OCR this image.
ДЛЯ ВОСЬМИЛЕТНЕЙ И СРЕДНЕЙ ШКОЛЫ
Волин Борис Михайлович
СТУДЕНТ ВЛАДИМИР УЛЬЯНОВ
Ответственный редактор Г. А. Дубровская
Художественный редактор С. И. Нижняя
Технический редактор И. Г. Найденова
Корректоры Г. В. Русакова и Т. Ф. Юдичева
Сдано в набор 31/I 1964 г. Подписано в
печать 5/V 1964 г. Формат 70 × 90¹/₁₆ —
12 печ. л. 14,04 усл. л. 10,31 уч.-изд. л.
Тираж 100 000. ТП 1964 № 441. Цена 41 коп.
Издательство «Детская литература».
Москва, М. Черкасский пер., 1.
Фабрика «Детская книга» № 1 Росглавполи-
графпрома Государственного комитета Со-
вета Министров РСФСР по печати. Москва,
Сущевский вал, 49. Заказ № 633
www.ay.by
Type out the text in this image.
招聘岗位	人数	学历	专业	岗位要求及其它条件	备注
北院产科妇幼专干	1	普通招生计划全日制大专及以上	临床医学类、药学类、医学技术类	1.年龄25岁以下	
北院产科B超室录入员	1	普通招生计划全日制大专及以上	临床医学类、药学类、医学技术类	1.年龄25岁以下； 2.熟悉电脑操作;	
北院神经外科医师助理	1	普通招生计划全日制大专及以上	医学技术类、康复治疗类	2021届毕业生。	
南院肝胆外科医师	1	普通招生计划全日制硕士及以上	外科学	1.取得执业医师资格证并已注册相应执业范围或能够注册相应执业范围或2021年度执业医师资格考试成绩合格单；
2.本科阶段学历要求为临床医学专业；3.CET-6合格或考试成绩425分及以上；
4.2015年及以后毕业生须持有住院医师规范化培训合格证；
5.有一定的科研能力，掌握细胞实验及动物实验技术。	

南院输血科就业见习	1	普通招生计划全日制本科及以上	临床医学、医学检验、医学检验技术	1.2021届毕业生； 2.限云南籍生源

####

EXERCISE AIM: Return every entry verbatim.

THE ANSWER:
OCR this image.
ДЛЯ ВОСЬМИЛЕТНЕЙ И СРЕДНЕЙ ШКОЛЫ
Волин Борис Михайлович
СТУДЕНТ ВЛАДИМИР УЛЬЯНОВ
Ответственный редактор Г. А. Дубровская
Художественный редактор С. И. Нижняя
Технический редактор И. Г. Найденова
Корректоры Г. В. Русакова и Т. Ф. Юдичева
Сдано в набор 31/I 1964 г. Подписано в
печать 5/V 1964 г. Формат 70 × 90¹/₁₆ —
12 печ. л. 14,04 усл. л. 10,31 уч.-изд. л.
Тираж 100 000. ТП 1964 № 441. Цена 41 коп.
Издательство «Детская литература».
Москва, М. Черкасский пер., 1.
Фабрика «Детская книга» № 1 Росглавполи-
графпрома Государственного комитета Со-
вета Министров РСФСР по печати. Москва,
Сущевский вал, 49. Заказ № 633
www.ay.by
Type out the text in this image.
招聘岗位	人数	学历	专业	岗位要求及其它条件	备注
北院产科妇幼专干	1	普通招生计划全日制大专及以上	临床医学类、药学类、医学技术类	1.年龄25岁以下	
北院产科B超室录入员	1	普通招生计划全日制大专及以上	临床医学类、药学类、医学技术类	1.年龄25岁以下； 2.熟悉电脑操作;	
北院神经外科医师助理	1	普通招生计划全日制大专及以上	医学技术类、康复治疗类	2021届毕业生。	
南院肝胆外科医师	1	普通招生计划全日制硕士及以上	外科学	1.取得执业医师资格证并已注册相应执业范围或能够注册相应执业范围或2021年度执业医师资格考试成绩合格单；
2.本科阶段学历要求为临床医学专业；3.CET-6合格或考试成绩425分及以上；
4.2015年及以后毕业生须持有住院医师规范化培训合格证；
5.有一定的科研能力，掌握细胞实验及动物实验技术。	

南院输血科就业见习	1	普通招生计划全日制本科及以上	临床医学、医学检验、医学检验技术	1.2021届毕业生； 2.限云南籍生源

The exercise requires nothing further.